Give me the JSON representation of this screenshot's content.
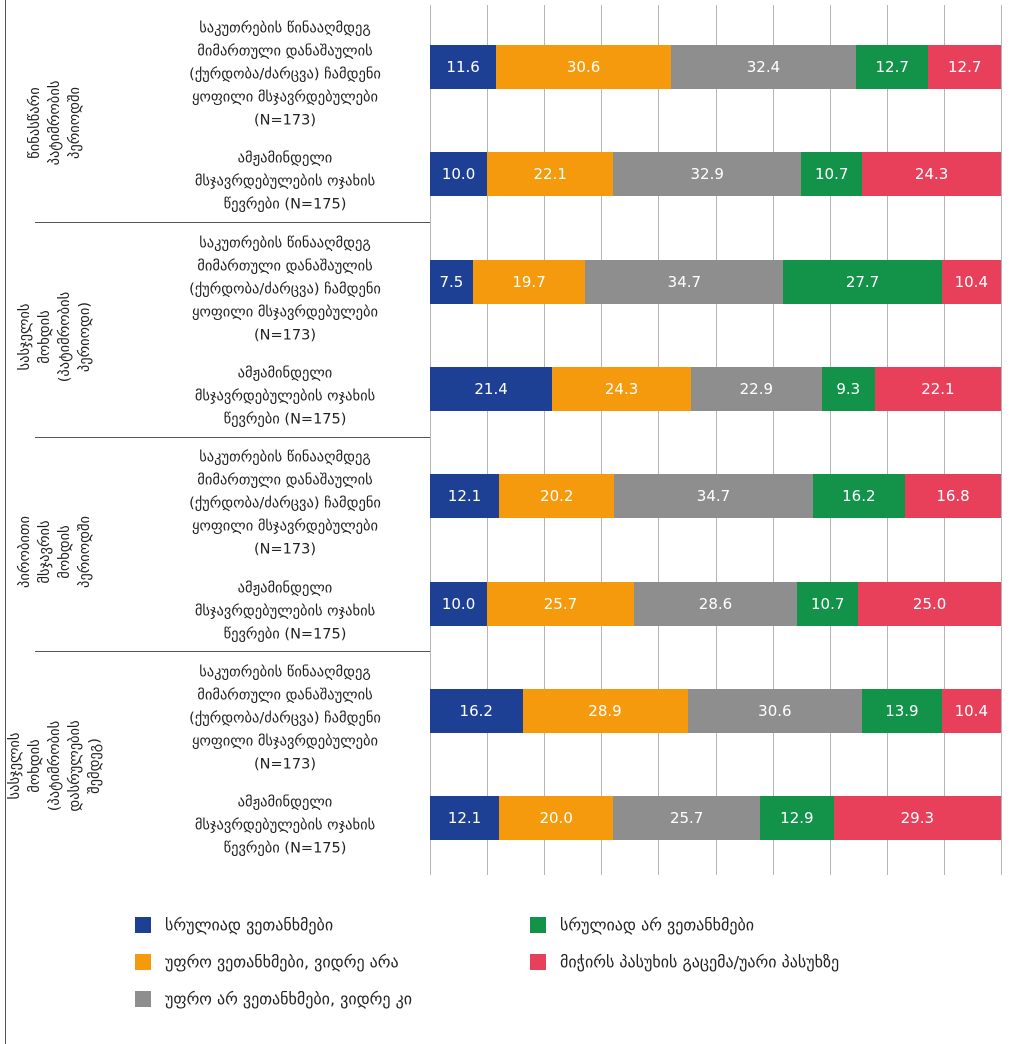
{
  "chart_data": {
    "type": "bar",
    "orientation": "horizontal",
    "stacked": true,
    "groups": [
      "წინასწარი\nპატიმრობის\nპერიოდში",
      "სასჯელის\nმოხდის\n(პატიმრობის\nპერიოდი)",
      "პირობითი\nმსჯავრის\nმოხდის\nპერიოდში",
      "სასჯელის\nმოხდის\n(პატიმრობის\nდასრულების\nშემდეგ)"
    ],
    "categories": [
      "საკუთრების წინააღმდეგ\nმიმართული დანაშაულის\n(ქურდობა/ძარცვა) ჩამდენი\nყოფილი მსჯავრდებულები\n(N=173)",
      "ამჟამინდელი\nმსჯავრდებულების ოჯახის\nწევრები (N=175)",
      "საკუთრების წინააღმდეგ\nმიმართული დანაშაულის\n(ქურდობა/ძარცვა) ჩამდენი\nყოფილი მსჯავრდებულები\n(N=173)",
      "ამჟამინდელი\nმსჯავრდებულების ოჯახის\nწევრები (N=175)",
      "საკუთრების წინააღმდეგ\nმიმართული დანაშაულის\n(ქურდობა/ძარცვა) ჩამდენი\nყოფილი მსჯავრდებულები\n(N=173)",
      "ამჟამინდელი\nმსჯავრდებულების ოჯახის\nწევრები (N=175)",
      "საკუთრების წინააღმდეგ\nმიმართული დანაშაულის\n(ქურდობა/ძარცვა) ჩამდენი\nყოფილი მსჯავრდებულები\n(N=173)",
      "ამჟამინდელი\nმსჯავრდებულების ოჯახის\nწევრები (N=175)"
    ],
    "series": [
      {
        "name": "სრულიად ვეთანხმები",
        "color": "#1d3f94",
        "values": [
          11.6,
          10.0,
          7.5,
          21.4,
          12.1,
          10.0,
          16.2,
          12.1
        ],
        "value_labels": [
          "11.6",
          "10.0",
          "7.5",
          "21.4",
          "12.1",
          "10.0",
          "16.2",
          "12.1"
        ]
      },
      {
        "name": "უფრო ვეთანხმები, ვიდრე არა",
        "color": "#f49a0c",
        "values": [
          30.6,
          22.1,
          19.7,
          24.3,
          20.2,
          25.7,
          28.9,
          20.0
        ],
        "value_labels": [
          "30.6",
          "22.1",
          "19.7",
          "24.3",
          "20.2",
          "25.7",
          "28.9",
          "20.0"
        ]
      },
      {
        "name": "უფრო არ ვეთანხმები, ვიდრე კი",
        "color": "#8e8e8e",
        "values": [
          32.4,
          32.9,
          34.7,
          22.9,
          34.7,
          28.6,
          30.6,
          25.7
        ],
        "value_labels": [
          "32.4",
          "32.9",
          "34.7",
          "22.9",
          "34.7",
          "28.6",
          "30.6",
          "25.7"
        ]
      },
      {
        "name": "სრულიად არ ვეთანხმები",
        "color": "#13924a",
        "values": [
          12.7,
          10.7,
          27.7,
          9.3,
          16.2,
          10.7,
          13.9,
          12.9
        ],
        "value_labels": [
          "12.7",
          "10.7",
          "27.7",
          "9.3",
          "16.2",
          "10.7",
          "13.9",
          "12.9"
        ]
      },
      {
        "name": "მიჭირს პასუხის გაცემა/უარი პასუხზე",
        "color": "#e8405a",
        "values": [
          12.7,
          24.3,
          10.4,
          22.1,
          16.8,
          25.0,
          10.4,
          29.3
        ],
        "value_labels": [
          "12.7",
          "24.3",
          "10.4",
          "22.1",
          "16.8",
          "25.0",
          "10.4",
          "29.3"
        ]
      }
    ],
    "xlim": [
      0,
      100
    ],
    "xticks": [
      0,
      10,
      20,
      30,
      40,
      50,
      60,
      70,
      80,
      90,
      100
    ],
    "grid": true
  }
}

+-------+

* [EXERCISE]: Copy each line of the records above that carries the word "ვიდრე".

* [EXERCISE RESULT]:
        "name": "უფრო ვეთანხმები, ვიდრე არა",
        "name": "უფრო არ ვეთანხმები, ვიდრე კი",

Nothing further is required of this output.